TASK DIRECTIONS - Copy the data precisely, character for character, and leave out every picture.

══ INPUT FOR THIS TASK

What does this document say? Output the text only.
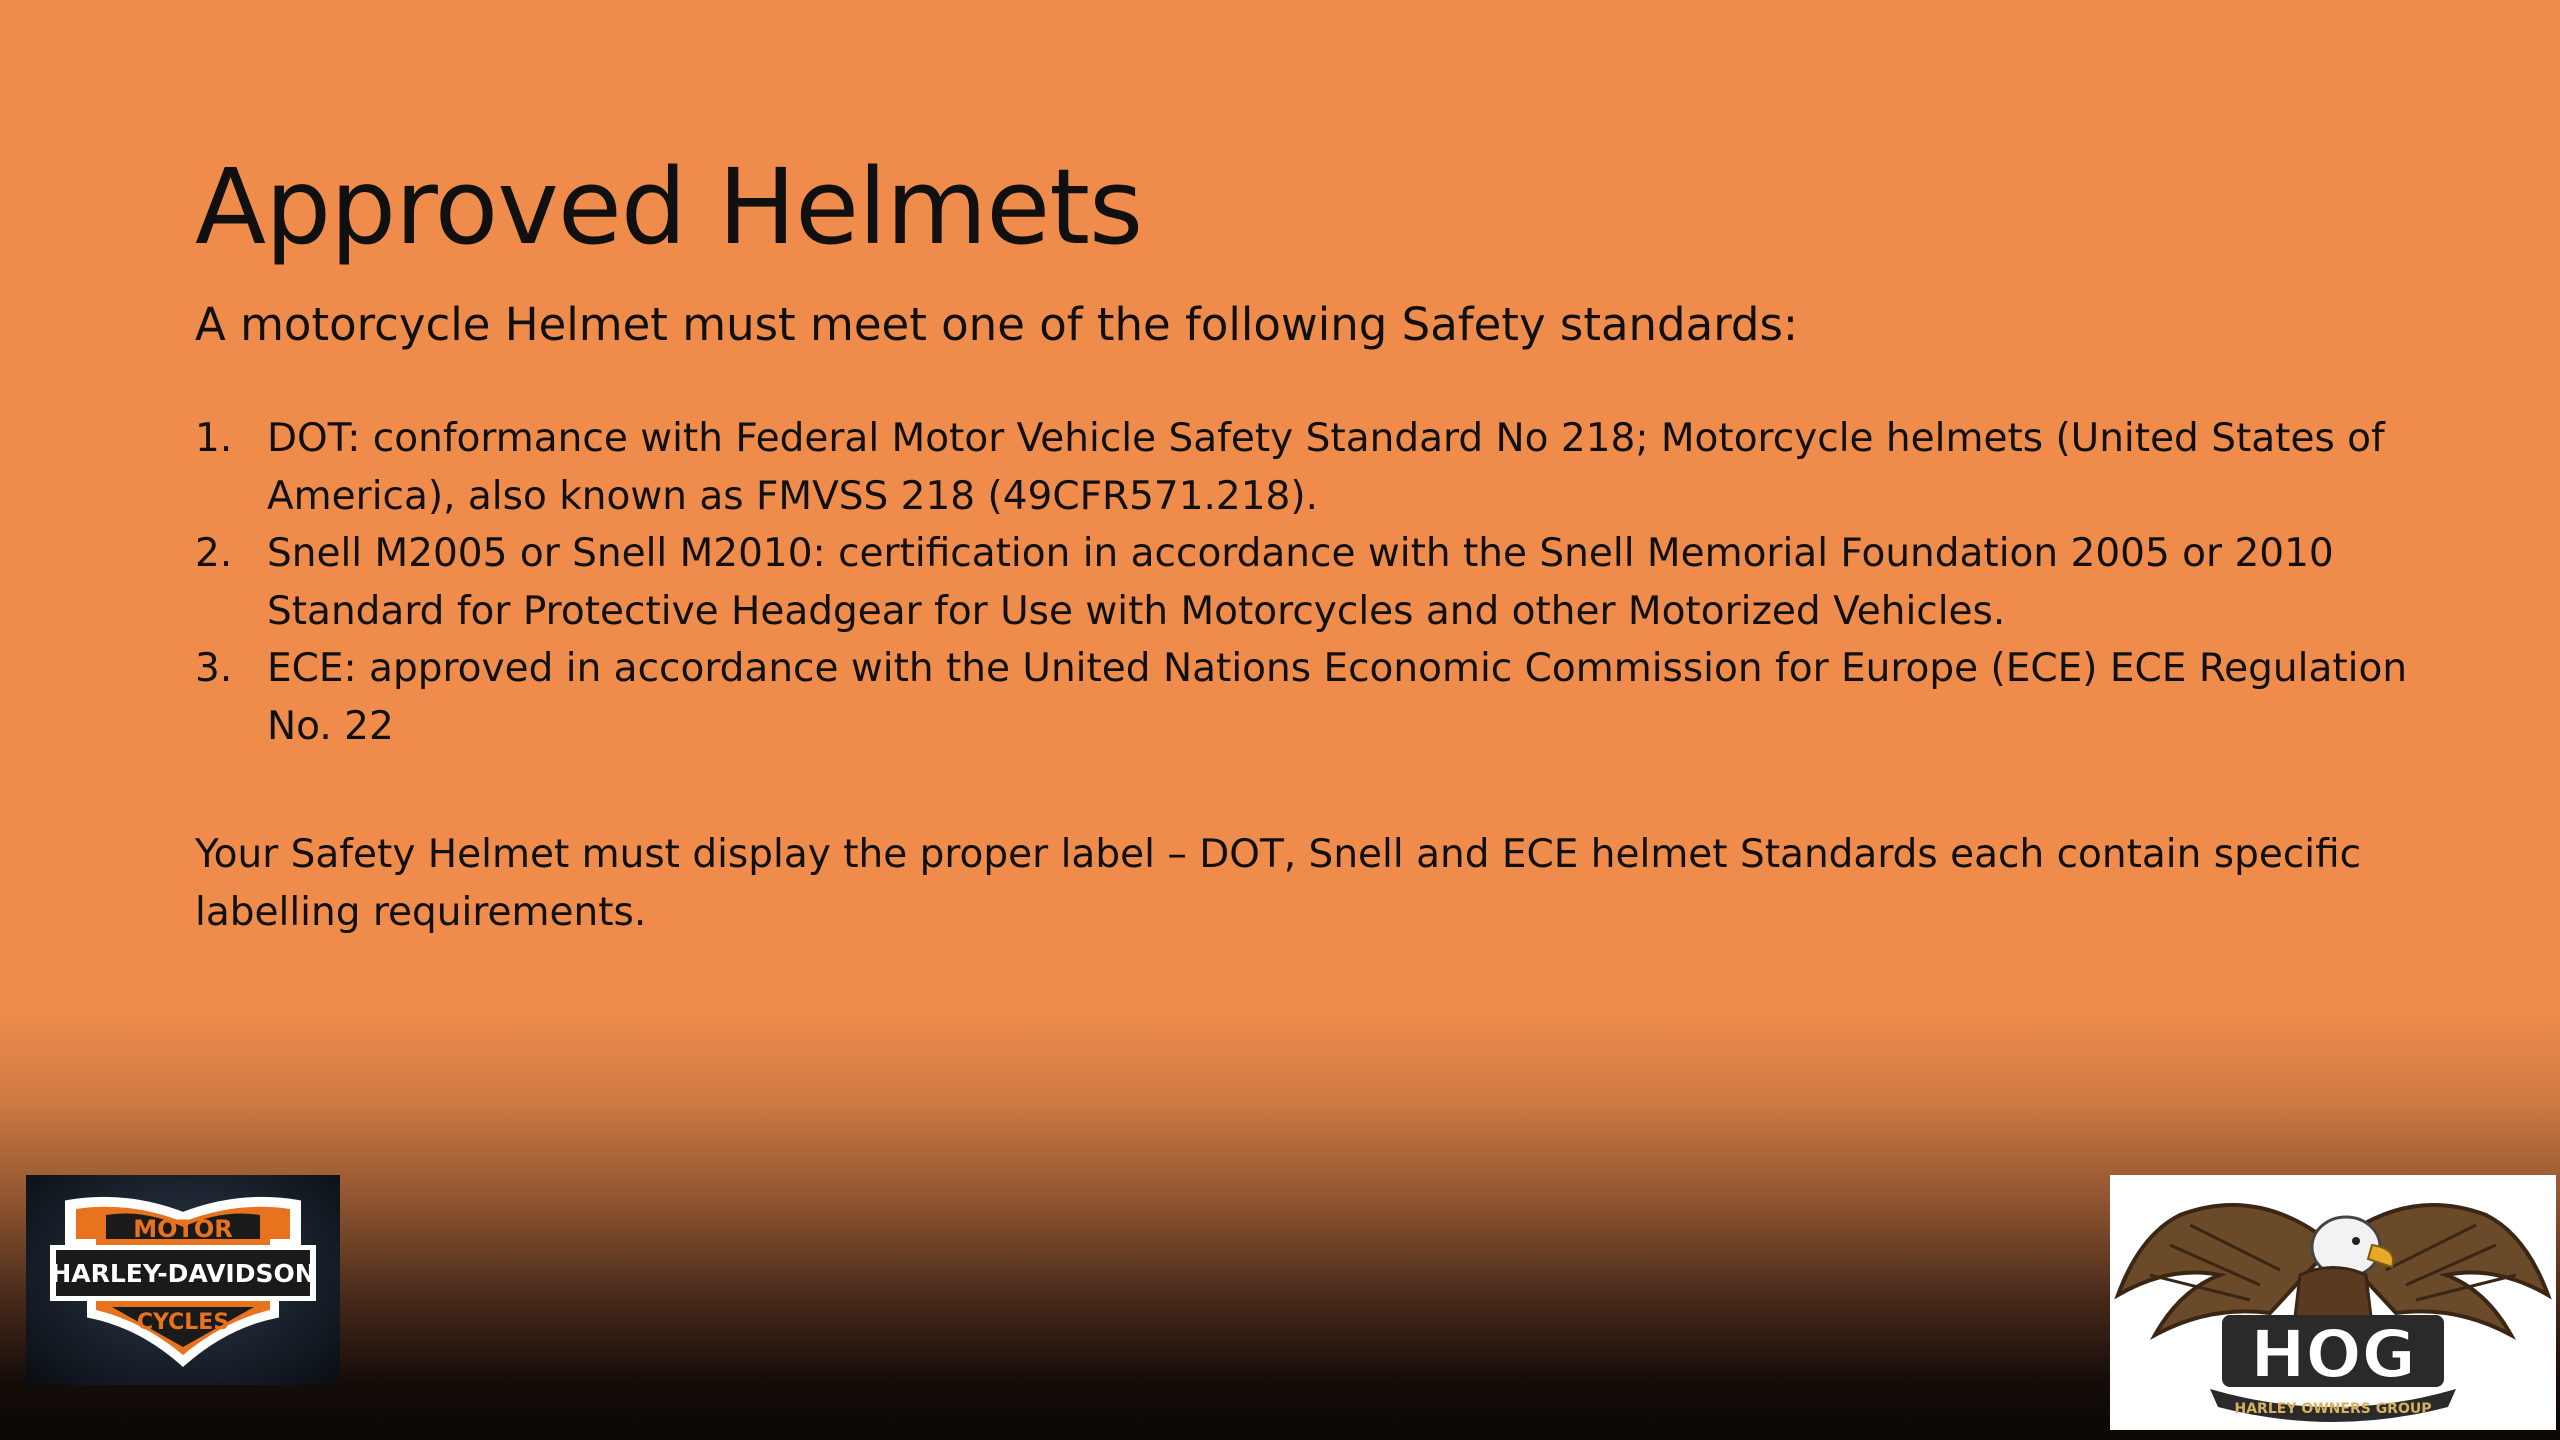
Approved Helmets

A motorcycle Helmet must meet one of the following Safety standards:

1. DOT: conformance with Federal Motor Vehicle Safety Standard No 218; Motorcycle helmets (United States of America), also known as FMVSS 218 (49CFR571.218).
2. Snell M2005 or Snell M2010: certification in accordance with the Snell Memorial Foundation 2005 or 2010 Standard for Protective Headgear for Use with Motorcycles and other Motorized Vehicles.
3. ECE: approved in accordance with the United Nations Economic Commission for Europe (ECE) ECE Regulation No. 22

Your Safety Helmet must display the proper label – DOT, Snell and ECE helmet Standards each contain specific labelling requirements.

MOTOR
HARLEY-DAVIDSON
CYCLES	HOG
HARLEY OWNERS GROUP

════

TASK RESPONSE -
What does this document say? Output the text only.
Approved Helmets

A motorcycle Helmet must meet one of the following Safety standards:

1. DOT: conformance with Federal Motor Vehicle Safety Standard No 218; Motorcycle helmets (United States of America), also known as FMVSS 218 (49CFR571.218).
2. Snell M2005 or Snell M2010: certification in accordance with the Snell Memorial Foundation 2005 or 2010 Standard for Protective Headgear for Use with Motorcycles and other Motorized Vehicles.
3. ECE: approved in accordance with the United Nations Economic Commission for Europe (ECE) ECE Regulation No. 22

Your Safety Helmet must display the proper label – DOT, Snell and ECE helmet Standards each contain specific labelling requirements.

MOTOR
HARLEY-DAVIDSON
CYCLES	HOG
HARLEY OWNERS GROUP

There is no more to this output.